• Your objective
Transcribe all the entries word for word, omitting any pictures they contain.

• Data
+===+
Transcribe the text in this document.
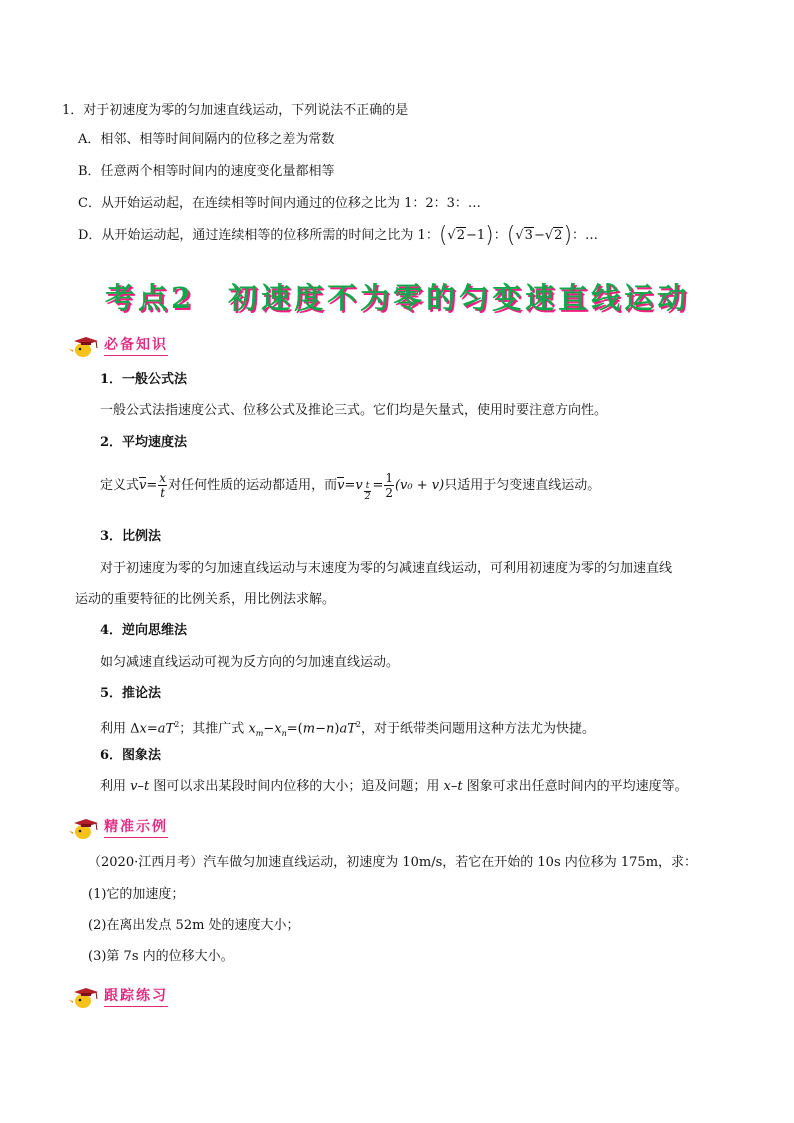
1．对于初速度为零的匀加速直线运动，下列说法不正确的是
A．相邻、相等时间间隔内的位移之差为常数
B．任意两个相等时间内的速度变化量都相等
C．从开始运动起，在连续相等时间内通过的位移之比为 1：2：3：…
D．从开始运动起，通过连续相等的位移所需的时间之比为 1：(√2−1)：(√3−√2)：…
考点2　初速度不为零的匀变速直线运动
必备知识
1．一般公式法
一般公式法指速度公式、位移公式及推论三式。它们均是矢量式，使用时要注意方向性。
2．平均速度法
定义式 $v = \frac{x}{t}$ 对任何性质的运动都适用，而 v = v $\frac{t}{2} = \frac{1}{2} (v_0 + v)$ 只适用于匀变速直线运动。
3．比例法
对于初速度为零的匀加速直线运动与末速度为零的匀减速直线运动，可利用初速度为零的匀加速直线
运动的重要特征的比例关系，用比例法求解。
4．逆向思维法
如匀减速直线运动可视为反方向的匀加速直线运动。
5．推论法
利用 $\Delta x=aT^2$；其推广式 $x_m-x_n=(m-n)aT^2$，对于纸带类问题用这种方法尤为快捷。
6．图象法
利用 v–t 图可以求出某段时间内位移的大小；追及问题；用 x–t 图象可求出任意时间内的平均速度等。
精准示例
（2020·江西月考）汽车做匀加速直线运动，初速度为 10m/s，若它在开始的 10s 内位移为 175m，求：
(1)它的加速度；
(2)在离出发点 52m 处的速度大小；
(3)第 7s 内的位移大小。
跟踪练习
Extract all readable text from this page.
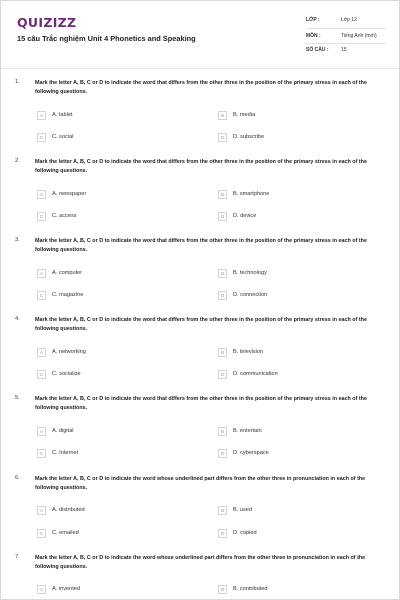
QUIZIZZ
15 câu Trắc nghiệm Unit 4 Phonetics and Speaking
LỚP :	Lớp 12
MÔN :	Tiếng Anh (mới)
SỐ CÂU :	15
1.	Mark the letter A, B, C or D to indicate the word that differs from the other three in the position of the primary stress in each of the following questions.
A	A. tablet	B	B. media
C	C. social	D	D. subscribe
2.	Mark the letter A, B, C or D to indicate the word that differs from the other three in the position of the primary stress in each of the following questions.
A	A. newspaper	B	B. smartphone
C	C. access	D	D. device
3.	Mark the letter A, B, C or D to indicate the word that differs from the other three in the position of the primary stress in each of the following questions.
A	A. computer	B	B. technology
C	C. magazine	D	D. connection
4.	Mark the letter A, B, C or D to indicate the word that differs from the other three in the position of the primary stress in each of the following questions.
A	A. networking	B	B. television
C	C. socialize	D	D. communication
5.	Mark the letter A, B, C or D to indicate the word that differs from the other three in the position of the primary stress in each of the following questions.
A	A. digital	B	B. entertain
C	C. Internet	D	D. cyberspace
6.	Mark the letter A, B, C or D to indicate the word whose underlined part differs from the other three in pronunciation in each of the following questions.
A	A. distributed	B	B. used
C	C. emailed	D	D. copied
7.	Mark the letter A, B, C or D to indicate the word whose underlined part differs from the other three in pronunciation in each of the following questions.
A	A. invented	B	B. contributed
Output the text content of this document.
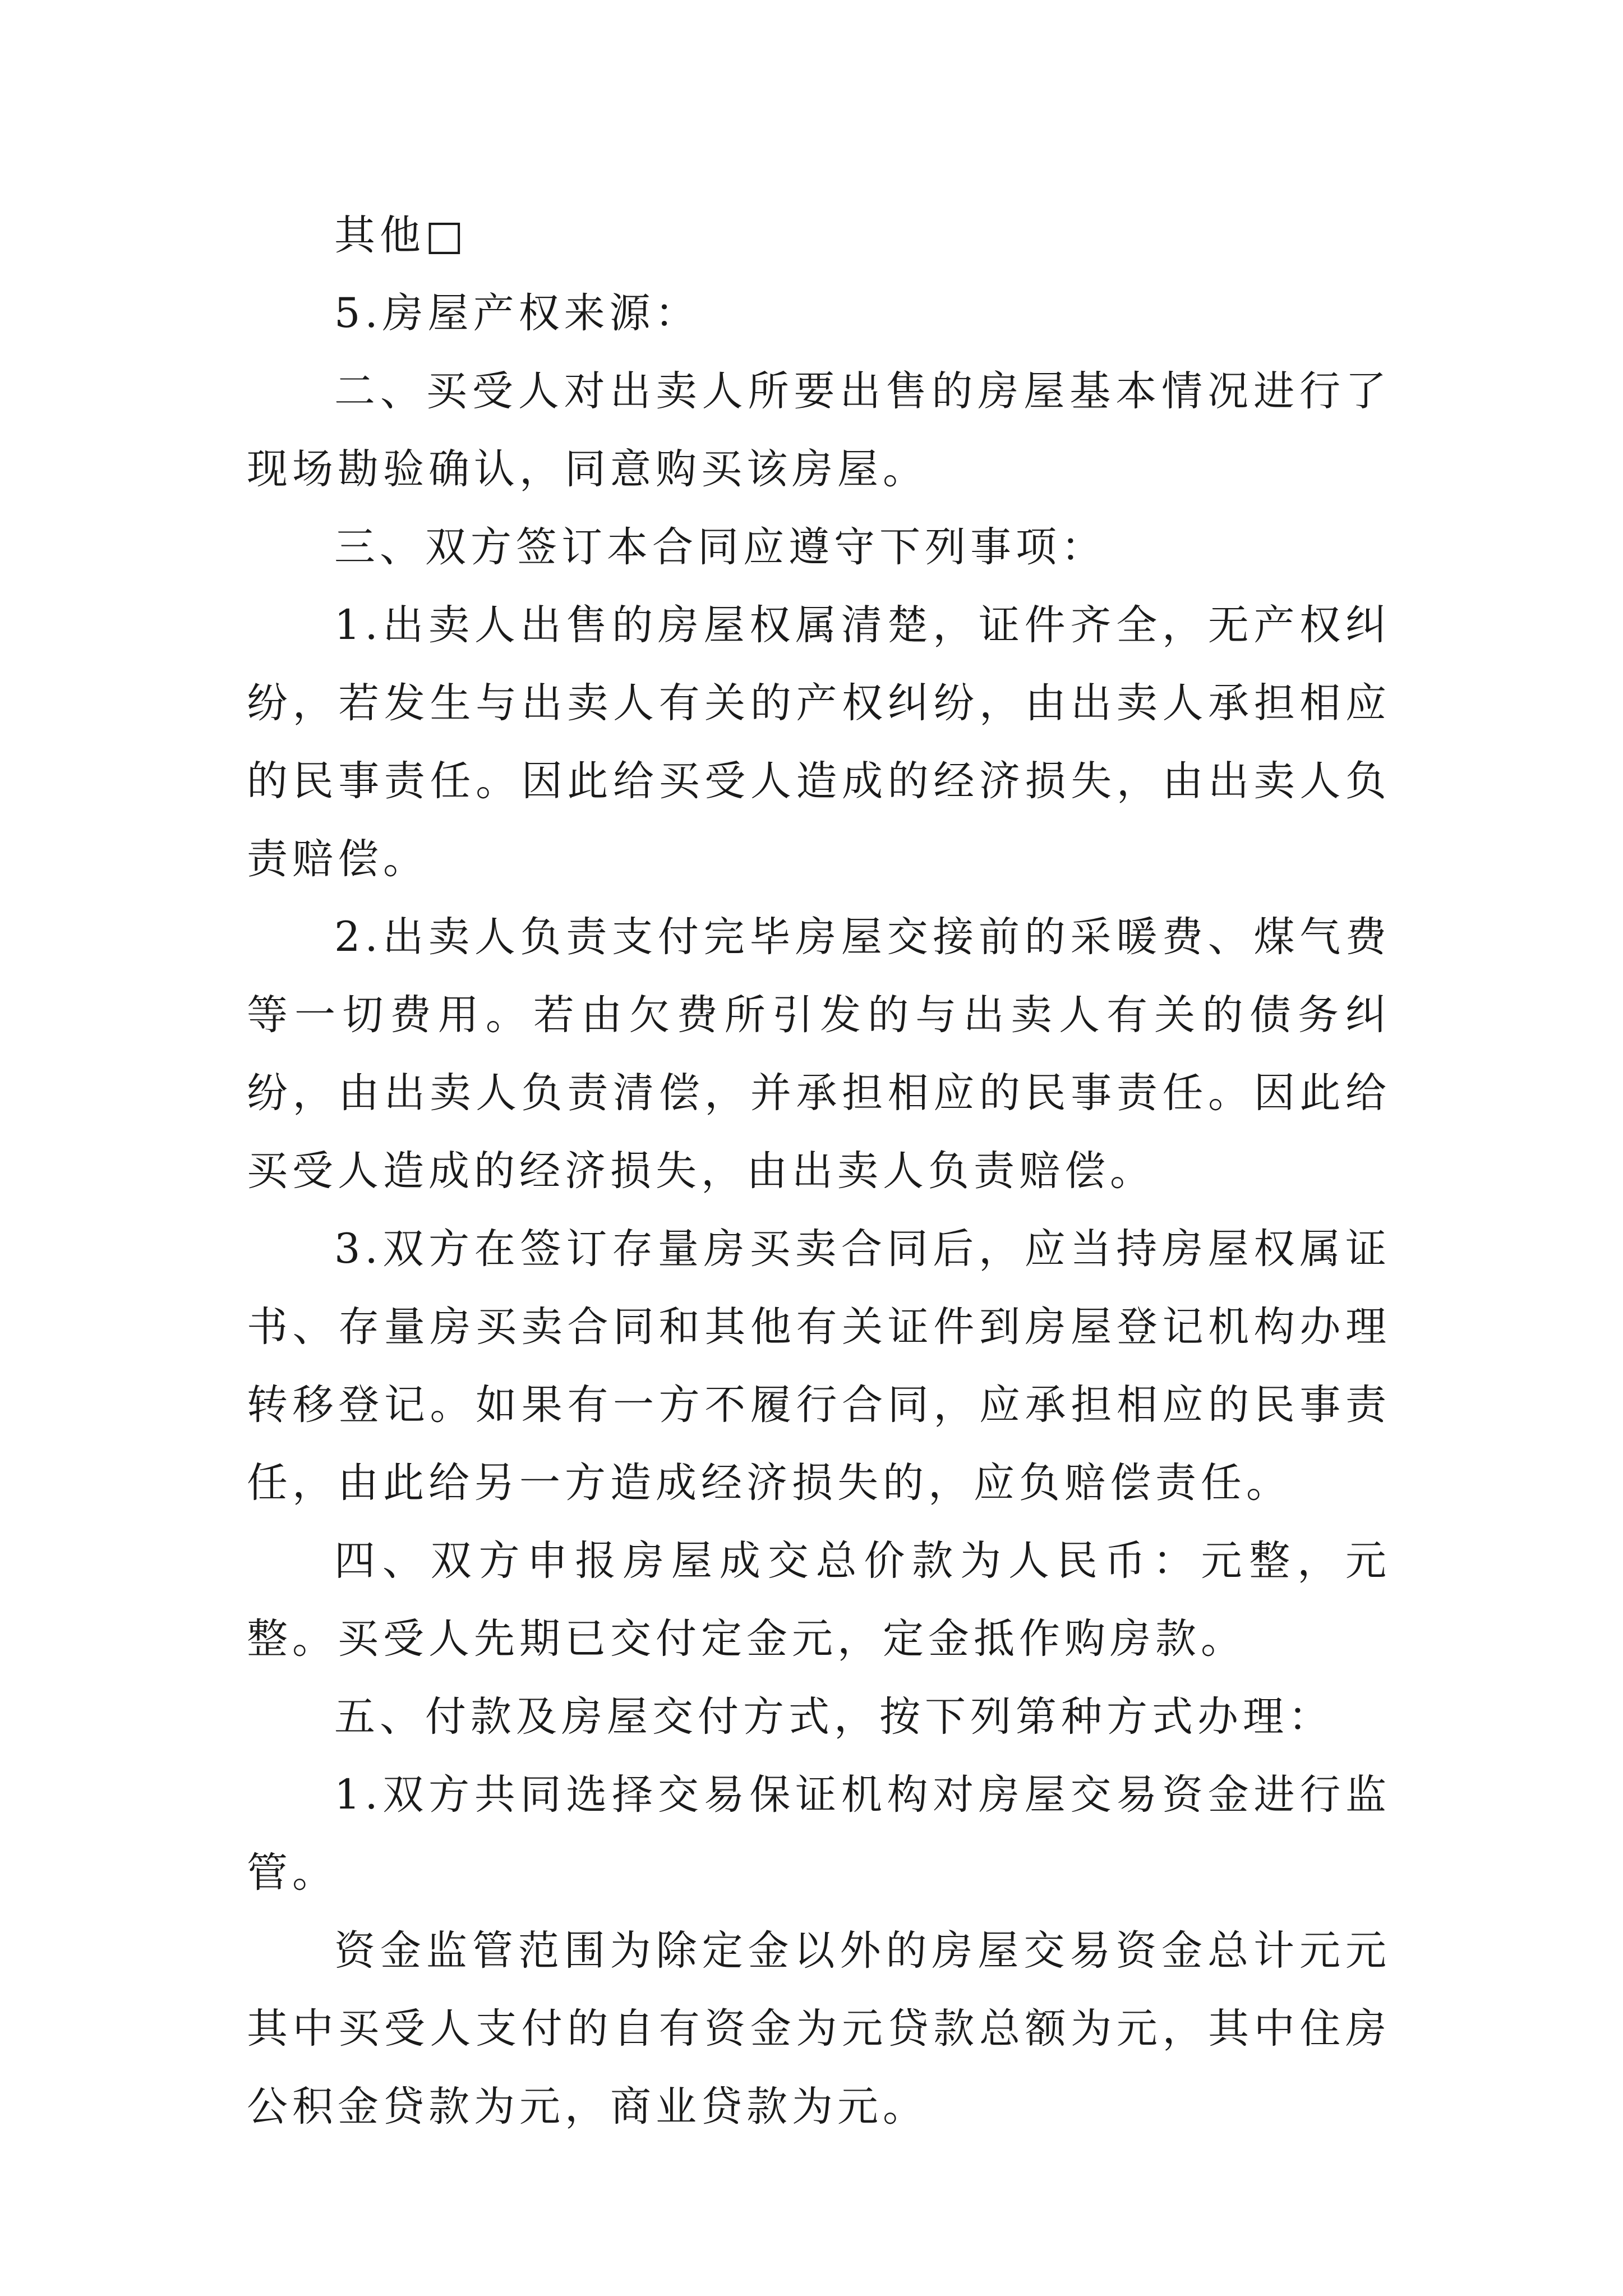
其他□

5.房屋产权来源：

二、买受人对出卖人所要出售的房屋基本情况进行了现场勘验确认，同意购买该房屋。

三、双方签订本合同应遵守下列事项：

1.出卖人出售的房屋权属清楚，证件齐全，无产权纠纷，若发生与出卖人有关的产权纠纷，由出卖人承担相应的民事责任。因此给买受人造成的经济损失，由出卖人负责赔偿。

2.出卖人负责支付完毕房屋交接前的采暖费、煤气费等一切费用。若由欠费所引发的与出卖人有关的债务纠纷，由出卖人负责清偿，并承担相应的民事责任。因此给买受人造成的经济损失，由出卖人负责赔偿。

3.双方在签订存量房买卖合同后，应当持房屋权属证书、存量房买卖合同和其他有关证件到房屋登记机构办理转移登记。如果有一方不履行合同，应承担相应的民事责任，由此给另一方造成经济损失的，应负赔偿责任。

四、双方申报房屋成交总价款为人民币：元整，元整。买受人先期已交付定金元，定金抵作购房款。

五、付款及房屋交付方式，按下列第种方式办理：

1.双方共同选择交易保证机构对房屋交易资金进行监管。

资金监管范围为除定金以外的房屋交易资金总计元元其中买受人支付的自有资金为元贷款总额为元，其中住房公积金贷款为元，商业贷款为元。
+===+
• Solution for this exercise
Transcribe the text in this document.
1．对于初速度为零的匀加速直线运动，下列说法不正确的是
A．相邻、相等时间间隔内的位移之差为常数
B．任意两个相等时间内的速度变化量都相等
C．从开始运动起，在连续相等时间内通过的位移之比为 1：2：3：…
D．从开始运动起，通过连续相等的位移所需的时间之比为 1：(√2−1)：(√3−√2)：…
考点2　初速度不为零的匀变速直线运动
必备知识
1．一般公式法
一般公式法指速度公式、位移公式及推论三式。它们均是矢量式，使用时要注意方向性。
2．平均速度法
定义式 $v = \frac{x}{t}$ 对任何性质的运动都适用，而 v = v $\frac{t}{2} = \frac{1}{2} (v_0 + v)$ 只适用于匀变速直线运动。
3．比例法
对于初速度为零的匀加速直线运动与末速度为零的匀减速直线运动，可利用初速度为零的匀加速直线
运动的重要特征的比例关系，用比例法求解。
4．逆向思维法
如匀减速直线运动可视为反方向的匀加速直线运动。
5．推论法
利用 $\Delta x=aT^2$；其推广式 $x_m-x_n=(m-n)aT^2$，对于纸带类问题用这种方法尤为快捷。
6．图象法
利用 v–t 图可以求出某段时间内位移的大小；追及问题；用 x–t 图象可求出任意时间内的平均速度等。
精准示例
（2020·江西月考）汽车做匀加速直线运动，初速度为 10m/s，若它在开始的 10s 内位移为 175m，求：
(1)它的加速度；
(2)在离出发点 52m 处的速度大小；
(3)第 7s 内的位移大小。
跟踪练习
Extract all readable text from this page.
QUIZIZZ
15 câu Trắc nghiệm Unit 4 Phonetics and Speaking
LỚP :	Lớp 12
MÔN :	Tiếng Anh (mới)
SỐ CÂU :	15
1.	Mark the letter A, B, C or D to indicate the word that differs from the other three in the position of the primary stress in each of the following questions.
A	A. tablet	B	B. media
C	C. social	D	D. subscribe
2.	Mark the letter A, B, C or D to indicate the word that differs from the other three in the position of the primary stress in each of the following questions.
A	A. newspaper	B	B. smartphone
C	C. access	D	D. device
3.	Mark the letter A, B, C or D to indicate the word that differs from the other three in the position of the primary stress in each of the following questions.
A	A. computer	B	B. technology
C	C. magazine	D	D. connection
4.	Mark the letter A, B, C or D to indicate the word that differs from the other three in the position of the primary stress in each of the following questions.
A	A. networking	B	B. television
C	C. socialize	D	D. communication
5.	Mark the letter A, B, C or D to indicate the word that differs from the other three in the position of the primary stress in each of the following questions.
A	A. digital	B	B. entertain
C	C. Internet	D	D. cyberspace
6.	Mark the letter A, B, C or D to indicate the word whose underlined part differs from the other three in pronunciation in each of the following questions.
A	A. distributed	B	B. used
C	C. emailed	D	D. copied
7.	Mark the letter A, B, C or D to indicate the word whose underlined part differs from the other three in pronunciation in each of the following questions.
A	A. invented	B	B. contributed
Output the text content of this document.
其他□

5.房屋产权来源：

二、买受人对出卖人所要出售的房屋基本情况进行了现场勘验确认，同意购买该房屋。

三、双方签订本合同应遵守下列事项：

1.出卖人出售的房屋权属清楚，证件齐全，无产权纠纷，若发生与出卖人有关的产权纠纷，由出卖人承担相应的民事责任。因此给买受人造成的经济损失，由出卖人负责赔偿。

2.出卖人负责支付完毕房屋交接前的采暖费、煤气费等一切费用。若由欠费所引发的与出卖人有关的债务纠纷，由出卖人负责清偿，并承担相应的民事责任。因此给买受人造成的经济损失，由出卖人负责赔偿。

3.双方在签订存量房买卖合同后，应当持房屋权属证书、存量房买卖合同和其他有关证件到房屋登记机构办理转移登记。如果有一方不履行合同，应承担相应的民事责任，由此给另一方造成经济损失的，应负赔偿责任。

四、双方申报房屋成交总价款为人民币：元整，元整。买受人先期已交付定金元，定金抵作购房款。

五、付款及房屋交付方式，按下列第种方式办理：

1.双方共同选择交易保证机构对房屋交易资金进行监管。

资金监管范围为除定金以外的房屋交易资金总计元元其中买受人支付的自有资金为元贷款总额为元，其中住房公积金贷款为元，商业贷款为元。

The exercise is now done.